▸ **Exercise**: From the entries that follow, pick out all lines holding "object".
>> Start Input records
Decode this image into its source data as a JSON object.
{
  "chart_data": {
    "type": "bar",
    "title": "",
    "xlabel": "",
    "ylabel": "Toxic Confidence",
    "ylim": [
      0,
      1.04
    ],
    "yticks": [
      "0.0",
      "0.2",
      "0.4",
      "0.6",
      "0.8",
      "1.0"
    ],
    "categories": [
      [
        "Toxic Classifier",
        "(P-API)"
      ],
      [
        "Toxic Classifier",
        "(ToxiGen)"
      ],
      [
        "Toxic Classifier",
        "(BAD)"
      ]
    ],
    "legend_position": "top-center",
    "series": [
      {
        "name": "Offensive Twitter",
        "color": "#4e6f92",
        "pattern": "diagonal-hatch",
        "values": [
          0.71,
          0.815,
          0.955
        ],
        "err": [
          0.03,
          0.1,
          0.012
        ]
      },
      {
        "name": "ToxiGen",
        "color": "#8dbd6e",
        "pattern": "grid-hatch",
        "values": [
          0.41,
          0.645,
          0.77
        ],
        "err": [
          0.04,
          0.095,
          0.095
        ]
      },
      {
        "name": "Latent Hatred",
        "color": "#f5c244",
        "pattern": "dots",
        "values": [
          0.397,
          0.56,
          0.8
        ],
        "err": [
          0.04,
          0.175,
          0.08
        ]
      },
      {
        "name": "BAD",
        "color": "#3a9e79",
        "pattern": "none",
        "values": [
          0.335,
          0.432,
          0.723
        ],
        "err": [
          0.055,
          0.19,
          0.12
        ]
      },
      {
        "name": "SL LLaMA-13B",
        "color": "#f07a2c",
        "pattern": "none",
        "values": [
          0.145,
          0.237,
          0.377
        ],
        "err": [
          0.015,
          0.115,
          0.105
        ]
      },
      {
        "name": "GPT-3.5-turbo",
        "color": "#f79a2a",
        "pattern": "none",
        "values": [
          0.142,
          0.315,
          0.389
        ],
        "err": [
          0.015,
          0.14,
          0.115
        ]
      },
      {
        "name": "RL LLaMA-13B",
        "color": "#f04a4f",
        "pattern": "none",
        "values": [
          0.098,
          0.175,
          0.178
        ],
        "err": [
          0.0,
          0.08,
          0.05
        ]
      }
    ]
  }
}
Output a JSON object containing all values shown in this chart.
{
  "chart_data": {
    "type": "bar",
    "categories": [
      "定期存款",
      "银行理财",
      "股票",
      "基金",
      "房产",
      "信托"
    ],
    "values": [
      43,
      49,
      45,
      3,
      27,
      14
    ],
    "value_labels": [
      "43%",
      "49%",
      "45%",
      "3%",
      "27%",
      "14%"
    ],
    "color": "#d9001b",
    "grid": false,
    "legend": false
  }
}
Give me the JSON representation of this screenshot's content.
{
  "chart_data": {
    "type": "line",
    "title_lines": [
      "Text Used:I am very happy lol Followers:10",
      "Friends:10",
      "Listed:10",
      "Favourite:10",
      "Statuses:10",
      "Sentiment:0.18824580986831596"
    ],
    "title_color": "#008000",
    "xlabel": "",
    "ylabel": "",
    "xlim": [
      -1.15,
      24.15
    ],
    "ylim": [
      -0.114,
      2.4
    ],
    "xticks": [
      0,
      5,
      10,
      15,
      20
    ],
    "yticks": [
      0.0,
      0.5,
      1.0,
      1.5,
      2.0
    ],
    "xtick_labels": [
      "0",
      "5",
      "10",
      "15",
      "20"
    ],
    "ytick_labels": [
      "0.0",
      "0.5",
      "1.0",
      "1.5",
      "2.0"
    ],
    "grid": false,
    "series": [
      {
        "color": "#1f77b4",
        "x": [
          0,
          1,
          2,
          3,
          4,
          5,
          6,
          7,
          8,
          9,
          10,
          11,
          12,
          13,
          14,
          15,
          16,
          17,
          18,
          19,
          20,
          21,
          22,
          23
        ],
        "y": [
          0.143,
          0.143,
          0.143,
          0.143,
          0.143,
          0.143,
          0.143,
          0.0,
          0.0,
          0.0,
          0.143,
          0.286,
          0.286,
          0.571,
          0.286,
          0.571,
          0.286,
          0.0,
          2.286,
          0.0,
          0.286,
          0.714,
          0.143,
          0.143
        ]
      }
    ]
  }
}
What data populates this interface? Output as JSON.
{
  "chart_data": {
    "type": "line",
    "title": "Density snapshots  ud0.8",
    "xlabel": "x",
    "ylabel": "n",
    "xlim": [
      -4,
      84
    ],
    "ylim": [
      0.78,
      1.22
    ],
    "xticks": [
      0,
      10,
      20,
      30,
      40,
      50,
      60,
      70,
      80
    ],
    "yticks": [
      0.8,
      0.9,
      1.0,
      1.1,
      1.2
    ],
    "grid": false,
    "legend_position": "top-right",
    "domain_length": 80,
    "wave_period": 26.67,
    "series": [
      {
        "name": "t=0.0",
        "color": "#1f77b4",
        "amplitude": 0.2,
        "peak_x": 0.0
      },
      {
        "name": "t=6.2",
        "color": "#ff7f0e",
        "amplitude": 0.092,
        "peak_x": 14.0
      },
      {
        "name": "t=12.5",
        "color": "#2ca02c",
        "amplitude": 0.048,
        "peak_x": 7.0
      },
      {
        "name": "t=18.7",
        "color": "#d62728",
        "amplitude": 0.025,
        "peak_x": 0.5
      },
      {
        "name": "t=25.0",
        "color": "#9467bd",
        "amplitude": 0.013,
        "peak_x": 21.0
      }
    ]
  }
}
>> End Input records
▸ **Full output**:
Decode this image into its source data as a JSON object.
Output a JSON object containing all values shown in this chart.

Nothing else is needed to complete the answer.